WHAT THE TASK REQUIRES =
Retype each entry below, keeping every character the same.

[BEGIN]

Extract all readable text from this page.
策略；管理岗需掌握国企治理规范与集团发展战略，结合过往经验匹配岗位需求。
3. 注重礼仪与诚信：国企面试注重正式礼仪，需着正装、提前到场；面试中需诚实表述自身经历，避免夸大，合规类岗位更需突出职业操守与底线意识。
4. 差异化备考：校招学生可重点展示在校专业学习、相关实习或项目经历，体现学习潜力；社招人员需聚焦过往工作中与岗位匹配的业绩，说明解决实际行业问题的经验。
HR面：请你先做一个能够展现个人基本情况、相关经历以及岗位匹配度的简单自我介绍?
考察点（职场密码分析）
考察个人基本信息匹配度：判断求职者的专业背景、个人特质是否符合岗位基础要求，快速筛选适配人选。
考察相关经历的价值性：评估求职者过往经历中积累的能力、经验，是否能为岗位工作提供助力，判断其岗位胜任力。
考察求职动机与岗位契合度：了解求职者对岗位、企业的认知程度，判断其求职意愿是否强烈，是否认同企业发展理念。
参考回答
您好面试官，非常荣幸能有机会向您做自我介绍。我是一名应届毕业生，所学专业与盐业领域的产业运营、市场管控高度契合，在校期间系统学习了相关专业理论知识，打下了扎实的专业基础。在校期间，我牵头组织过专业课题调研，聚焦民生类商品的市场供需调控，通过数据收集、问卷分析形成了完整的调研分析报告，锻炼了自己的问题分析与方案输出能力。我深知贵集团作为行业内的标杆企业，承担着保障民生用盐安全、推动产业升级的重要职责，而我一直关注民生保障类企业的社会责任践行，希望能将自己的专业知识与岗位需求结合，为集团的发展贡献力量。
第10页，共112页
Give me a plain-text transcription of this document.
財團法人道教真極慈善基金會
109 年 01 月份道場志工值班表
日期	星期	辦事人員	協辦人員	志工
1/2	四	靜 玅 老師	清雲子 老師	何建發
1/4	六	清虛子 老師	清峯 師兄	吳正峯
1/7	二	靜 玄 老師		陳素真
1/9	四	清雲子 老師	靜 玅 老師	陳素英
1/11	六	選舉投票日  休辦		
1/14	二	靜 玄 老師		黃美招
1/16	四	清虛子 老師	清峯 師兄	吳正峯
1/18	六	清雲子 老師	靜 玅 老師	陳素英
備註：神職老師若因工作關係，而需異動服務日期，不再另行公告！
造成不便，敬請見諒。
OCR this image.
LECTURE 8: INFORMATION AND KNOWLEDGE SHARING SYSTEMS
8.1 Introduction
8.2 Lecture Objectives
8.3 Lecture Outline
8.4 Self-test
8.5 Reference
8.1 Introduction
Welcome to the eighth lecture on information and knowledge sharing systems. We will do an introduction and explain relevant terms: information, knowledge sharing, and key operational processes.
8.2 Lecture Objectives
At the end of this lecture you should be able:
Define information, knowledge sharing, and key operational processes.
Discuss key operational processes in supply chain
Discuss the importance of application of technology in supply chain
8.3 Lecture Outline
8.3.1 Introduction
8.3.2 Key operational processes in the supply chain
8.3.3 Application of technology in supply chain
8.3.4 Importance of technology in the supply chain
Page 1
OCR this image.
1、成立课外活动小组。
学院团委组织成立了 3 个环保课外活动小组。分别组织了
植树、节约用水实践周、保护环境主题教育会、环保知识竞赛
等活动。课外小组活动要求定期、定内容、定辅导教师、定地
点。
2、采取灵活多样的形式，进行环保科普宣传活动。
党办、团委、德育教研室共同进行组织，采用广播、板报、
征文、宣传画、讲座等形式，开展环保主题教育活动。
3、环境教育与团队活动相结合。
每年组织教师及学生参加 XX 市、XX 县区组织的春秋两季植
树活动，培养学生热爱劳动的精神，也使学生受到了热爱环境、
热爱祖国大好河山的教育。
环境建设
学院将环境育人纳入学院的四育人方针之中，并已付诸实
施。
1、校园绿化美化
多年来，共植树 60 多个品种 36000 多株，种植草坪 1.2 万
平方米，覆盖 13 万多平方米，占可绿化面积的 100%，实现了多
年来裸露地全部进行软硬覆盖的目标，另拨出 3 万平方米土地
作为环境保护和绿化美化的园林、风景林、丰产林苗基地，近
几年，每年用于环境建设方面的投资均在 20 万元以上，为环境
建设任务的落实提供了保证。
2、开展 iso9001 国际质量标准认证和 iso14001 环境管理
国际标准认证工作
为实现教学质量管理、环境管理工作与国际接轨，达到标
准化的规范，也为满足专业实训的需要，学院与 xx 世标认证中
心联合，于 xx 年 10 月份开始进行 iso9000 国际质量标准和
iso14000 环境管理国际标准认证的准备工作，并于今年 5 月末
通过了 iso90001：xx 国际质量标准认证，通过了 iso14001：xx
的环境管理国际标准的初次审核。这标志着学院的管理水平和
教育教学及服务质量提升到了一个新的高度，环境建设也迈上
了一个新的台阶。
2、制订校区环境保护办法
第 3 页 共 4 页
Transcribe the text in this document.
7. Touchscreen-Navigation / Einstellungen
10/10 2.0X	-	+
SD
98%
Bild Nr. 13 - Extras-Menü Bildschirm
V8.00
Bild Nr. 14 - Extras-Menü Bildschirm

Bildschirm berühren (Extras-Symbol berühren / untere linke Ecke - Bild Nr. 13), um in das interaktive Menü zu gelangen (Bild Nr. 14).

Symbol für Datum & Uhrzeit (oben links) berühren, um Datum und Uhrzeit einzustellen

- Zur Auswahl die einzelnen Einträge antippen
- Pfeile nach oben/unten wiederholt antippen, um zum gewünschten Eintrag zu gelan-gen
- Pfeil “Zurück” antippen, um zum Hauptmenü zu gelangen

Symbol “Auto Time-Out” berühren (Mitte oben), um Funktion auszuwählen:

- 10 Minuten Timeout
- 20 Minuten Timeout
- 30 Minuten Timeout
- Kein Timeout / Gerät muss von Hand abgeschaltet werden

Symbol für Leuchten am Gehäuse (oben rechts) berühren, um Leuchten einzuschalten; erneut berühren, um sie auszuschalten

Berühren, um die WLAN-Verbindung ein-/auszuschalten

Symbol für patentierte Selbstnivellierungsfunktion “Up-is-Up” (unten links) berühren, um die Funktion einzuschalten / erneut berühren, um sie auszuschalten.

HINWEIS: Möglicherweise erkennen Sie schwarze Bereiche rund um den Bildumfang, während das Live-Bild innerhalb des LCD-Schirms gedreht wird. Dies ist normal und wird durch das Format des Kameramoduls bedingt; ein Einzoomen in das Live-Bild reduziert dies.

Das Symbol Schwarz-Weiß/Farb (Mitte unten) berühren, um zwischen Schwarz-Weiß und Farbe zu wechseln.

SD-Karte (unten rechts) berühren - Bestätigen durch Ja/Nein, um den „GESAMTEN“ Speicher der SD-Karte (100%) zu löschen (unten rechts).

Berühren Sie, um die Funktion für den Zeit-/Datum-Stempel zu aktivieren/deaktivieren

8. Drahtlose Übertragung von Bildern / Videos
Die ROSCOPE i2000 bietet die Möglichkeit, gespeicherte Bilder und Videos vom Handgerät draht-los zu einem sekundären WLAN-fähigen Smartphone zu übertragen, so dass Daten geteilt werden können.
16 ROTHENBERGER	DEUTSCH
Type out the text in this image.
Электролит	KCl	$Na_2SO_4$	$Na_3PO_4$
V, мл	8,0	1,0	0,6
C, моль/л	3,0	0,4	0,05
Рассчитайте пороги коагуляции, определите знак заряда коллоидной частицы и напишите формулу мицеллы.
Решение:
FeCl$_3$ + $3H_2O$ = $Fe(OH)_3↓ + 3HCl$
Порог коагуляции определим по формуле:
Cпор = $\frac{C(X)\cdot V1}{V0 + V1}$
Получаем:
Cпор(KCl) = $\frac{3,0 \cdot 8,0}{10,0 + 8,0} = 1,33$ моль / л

[END]

OUTPUT =
Extract all readable text from this page.
策略；管理岗需掌握国企治理规范与集团发展战略，结合过往经验匹配岗位需求。
3. 注重礼仪与诚信：国企面试注重正式礼仪，需着正装、提前到场；面试中需诚实表述自身经历，避免夸大，合规类岗位更需突出职业操守与底线意识。
4. 差异化备考：校招学生可重点展示在校专业学习、相关实习或项目经历，体现学习潜力；社招人员需聚焦过往工作中与岗位匹配的业绩，说明解决实际行业问题的经验。
HR面：请你先做一个能够展现个人基本情况、相关经历以及岗位匹配度的简单自我介绍?
考察点（职场密码分析）
考察个人基本信息匹配度：判断求职者的专业背景、个人特质是否符合岗位基础要求，快速筛选适配人选。
考察相关经历的价值性：评估求职者过往经历中积累的能力、经验，是否能为岗位工作提供助力，判断其岗位胜任力。
考察求职动机与岗位契合度：了解求职者对岗位、企业的认知程度，判断其求职意愿是否强烈，是否认同企业发展理念。
参考回答
您好面试官，非常荣幸能有机会向您做自我介绍。我是一名应届毕业生，所学专业与盐业领域的产业运营、市场管控高度契合，在校期间系统学习了相关专业理论知识，打下了扎实的专业基础。在校期间，我牵头组织过专业课题调研，聚焦民生类商品的市场供需调控，通过数据收集、问卷分析形成了完整的调研分析报告，锻炼了自己的问题分析与方案输出能力。我深知贵集团作为行业内的标杆企业，承担着保障民生用盐安全、推动产业升级的重要职责，而我一直关注民生保障类企业的社会责任践行，希望能将自己的专业知识与岗位需求结合，为集团的发展贡献力量。
第10页，共112页
Give me a plain-text transcription of this document.
財團法人道教真極慈善基金會
109 年 01 月份道場志工值班表
日期	星期	辦事人員	協辦人員	志工
1/2	四	靜 玅 老師	清雲子 老師	何建發
1/4	六	清虛子 老師	清峯 師兄	吳正峯
1/7	二	靜 玄 老師		陳素真
1/9	四	清雲子 老師	靜 玅 老師	陳素英
1/11	六	選舉投票日  休辦		
1/14	二	靜 玄 老師		黃美招
1/16	四	清虛子 老師	清峯 師兄	吳正峯
1/18	六	清雲子 老師	靜 玅 老師	陳素英
備註：神職老師若因工作關係，而需異動服務日期，不再另行公告！
造成不便，敬請見諒。
OCR this image.
LECTURE 8: INFORMATION AND KNOWLEDGE SHARING SYSTEMS
8.1 Introduction
8.2 Lecture Objectives
8.3 Lecture Outline
8.4 Self-test
8.5 Reference
8.1 Introduction
Welcome to the eighth lecture on information and knowledge sharing systems. We will do an introduction and explain relevant terms: information, knowledge sharing, and key operational processes.
8.2 Lecture Objectives
At the end of this lecture you should be able:
Define information, knowledge sharing, and key operational processes.
Discuss key operational processes in supply chain
Discuss the importance of application of technology in supply chain
8.3 Lecture Outline
8.3.1 Introduction
8.3.2 Key operational processes in the supply chain
8.3.3 Application of technology in supply chain
8.3.4 Importance of technology in the supply chain
Page 1
OCR this image.
1、成立课外活动小组。
学院团委组织成立了 3 个环保课外活动小组。分别组织了
植树、节约用水实践周、保护环境主题教育会、环保知识竞赛
等活动。课外小组活动要求定期、定内容、定辅导教师、定地
点。
2、采取灵活多样的形式，进行环保科普宣传活动。
党办、团委、德育教研室共同进行组织，采用广播、板报、
征文、宣传画、讲座等形式，开展环保主题教育活动。
3、环境教育与团队活动相结合。
每年组织教师及学生参加 XX 市、XX 县区组织的春秋两季植
树活动，培养学生热爱劳动的精神，也使学生受到了热爱环境、
热爱祖国大好河山的教育。
环境建设
学院将环境育人纳入学院的四育人方针之中，并已付诸实
施。
1、校园绿化美化
多年来，共植树 60 多个品种 36000 多株，种植草坪 1.2 万
平方米，覆盖 13 万多平方米，占可绿化面积的 100%，实现了多
年来裸露地全部进行软硬覆盖的目标，另拨出 3 万平方米土地
作为环境保护和绿化美化的园林、风景林、丰产林苗基地，近
几年，每年用于环境建设方面的投资均在 20 万元以上，为环境
建设任务的落实提供了保证。
2、开展 iso9001 国际质量标准认证和 iso14001 环境管理
国际标准认证工作
为实现教学质量管理、环境管理工作与国际接轨，达到标
准化的规范，也为满足专业实训的需要，学院与 xx 世标认证中
心联合，于 xx 年 10 月份开始进行 iso9000 国际质量标准和
iso14000 环境管理国际标准认证的准备工作，并于今年 5 月末
通过了 iso90001：xx 国际质量标准认证，通过了 iso14001：xx
的环境管理国际标准的初次审核。这标志着学院的管理水平和
教育教学及服务质量提升到了一个新的高度，环境建设也迈上
了一个新的台阶。
2、制订校区环境保护办法
第 3 页 共 4 页
Transcribe the text in this document.
7. Touchscreen-Navigation / Einstellungen
10/10 2.0X	-	+
SD
98%
Bild Nr. 13 - Extras-Menü Bildschirm
V8.00
Bild Nr. 14 - Extras-Menü Bildschirm

Bildschirm berühren (Extras-Symbol berühren / untere linke Ecke - Bild Nr. 13), um in das interaktive Menü zu gelangen (Bild Nr. 14).

Symbol für Datum & Uhrzeit (oben links) berühren, um Datum und Uhrzeit einzustellen

- Zur Auswahl die einzelnen Einträge antippen
- Pfeile nach oben/unten wiederholt antippen, um zum gewünschten Eintrag zu gelan-gen
- Pfeil “Zurück” antippen, um zum Hauptmenü zu gelangen

Symbol “Auto Time-Out” berühren (Mitte oben), um Funktion auszuwählen:

- 10 Minuten Timeout
- 20 Minuten Timeout
- 30 Minuten Timeout
- Kein Timeout / Gerät muss von Hand abgeschaltet werden

Symbol für Leuchten am Gehäuse (oben rechts) berühren, um Leuchten einzuschalten; erneut berühren, um sie auszuschalten

Berühren, um die WLAN-Verbindung ein-/auszuschalten

Symbol für patentierte Selbstnivellierungsfunktion “Up-is-Up” (unten links) berühren, um die Funktion einzuschalten / erneut berühren, um sie auszuschalten.

HINWEIS: Möglicherweise erkennen Sie schwarze Bereiche rund um den Bildumfang, während das Live-Bild innerhalb des LCD-Schirms gedreht wird. Dies ist normal und wird durch das Format des Kameramoduls bedingt; ein Einzoomen in das Live-Bild reduziert dies.

Das Symbol Schwarz-Weiß/Farb (Mitte unten) berühren, um zwischen Schwarz-Weiß und Farbe zu wechseln.

SD-Karte (unten rechts) berühren - Bestätigen durch Ja/Nein, um den „GESAMTEN“ Speicher der SD-Karte (100%) zu löschen (unten rechts).

Berühren Sie, um die Funktion für den Zeit-/Datum-Stempel zu aktivieren/deaktivieren

8. Drahtlose Übertragung von Bildern / Videos
Die ROSCOPE i2000 bietet die Möglichkeit, gespeicherte Bilder und Videos vom Handgerät draht-los zu einem sekundären WLAN-fähigen Smartphone zu übertragen, so dass Daten geteilt werden können.
16 ROTHENBERGER	DEUTSCH
Type out the text in this image.
Электролит	KCl	$Na_2SO_4$	$Na_3PO_4$
V, мл	8,0	1,0	0,6
C, моль/л	3,0	0,4	0,05
Рассчитайте пороги коагуляции, определите знак заряда коллоидной частицы и напишите формулу мицеллы.
Решение:
FeCl$_3$ + $3H_2O$ = $Fe(OH)_3↓ + 3HCl$
Порог коагуляции определим по формуле:
Cпор = $\frac{C(X)\cdot V1}{V0 + V1}$
Получаем:
Cпор(KCl) = $\frac{3,0 \cdot 8,0}{10,0 + 8,0} = 1,33$ моль / л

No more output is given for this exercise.